[A block of data]
◆ ◆ ◆
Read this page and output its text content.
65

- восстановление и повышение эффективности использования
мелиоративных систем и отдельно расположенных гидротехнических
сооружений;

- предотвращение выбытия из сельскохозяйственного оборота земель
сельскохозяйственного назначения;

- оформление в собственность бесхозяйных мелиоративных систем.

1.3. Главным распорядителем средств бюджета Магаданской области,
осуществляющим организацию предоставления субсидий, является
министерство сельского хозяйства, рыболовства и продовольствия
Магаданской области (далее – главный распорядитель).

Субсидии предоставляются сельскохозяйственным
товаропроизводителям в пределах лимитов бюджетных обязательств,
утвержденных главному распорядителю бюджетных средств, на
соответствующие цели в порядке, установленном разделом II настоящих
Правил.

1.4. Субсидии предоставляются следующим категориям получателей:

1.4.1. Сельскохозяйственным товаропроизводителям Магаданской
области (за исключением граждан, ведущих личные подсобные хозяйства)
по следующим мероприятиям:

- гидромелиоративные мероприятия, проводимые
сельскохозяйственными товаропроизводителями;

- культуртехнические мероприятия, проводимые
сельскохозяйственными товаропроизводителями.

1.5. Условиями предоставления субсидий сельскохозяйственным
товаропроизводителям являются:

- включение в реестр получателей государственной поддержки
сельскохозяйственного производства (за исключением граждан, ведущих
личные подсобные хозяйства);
◆ ◆ ◆
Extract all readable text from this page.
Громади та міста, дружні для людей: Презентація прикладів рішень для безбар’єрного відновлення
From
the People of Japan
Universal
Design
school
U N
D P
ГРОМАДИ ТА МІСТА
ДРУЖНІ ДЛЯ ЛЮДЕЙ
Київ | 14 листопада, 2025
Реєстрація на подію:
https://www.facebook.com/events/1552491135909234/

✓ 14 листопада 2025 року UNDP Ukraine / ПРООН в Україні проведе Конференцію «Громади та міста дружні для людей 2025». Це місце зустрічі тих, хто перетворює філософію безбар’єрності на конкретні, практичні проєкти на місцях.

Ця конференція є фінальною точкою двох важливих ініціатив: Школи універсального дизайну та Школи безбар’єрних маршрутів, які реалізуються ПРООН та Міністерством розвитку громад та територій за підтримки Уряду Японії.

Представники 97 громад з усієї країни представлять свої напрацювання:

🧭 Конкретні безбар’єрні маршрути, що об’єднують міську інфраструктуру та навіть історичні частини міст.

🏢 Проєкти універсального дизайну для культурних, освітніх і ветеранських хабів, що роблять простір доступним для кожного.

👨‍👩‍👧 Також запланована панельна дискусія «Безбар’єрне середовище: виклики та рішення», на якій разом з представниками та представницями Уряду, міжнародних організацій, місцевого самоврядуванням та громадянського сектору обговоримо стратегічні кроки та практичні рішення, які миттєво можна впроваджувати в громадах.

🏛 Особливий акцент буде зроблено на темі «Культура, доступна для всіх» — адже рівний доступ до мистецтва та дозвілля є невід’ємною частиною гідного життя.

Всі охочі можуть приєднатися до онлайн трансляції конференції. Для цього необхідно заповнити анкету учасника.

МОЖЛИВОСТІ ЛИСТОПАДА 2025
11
◆ ◆ ◆
* [SHORT TASK] Scan the listing above. Collect all lines with the word "мелиоративных".

* [ANSWER TO THE EXERCISE]
мелиоративных систем и отдельно расположенных гидротехнических
- оформление в собственность бесхозяйных мелиоративных систем.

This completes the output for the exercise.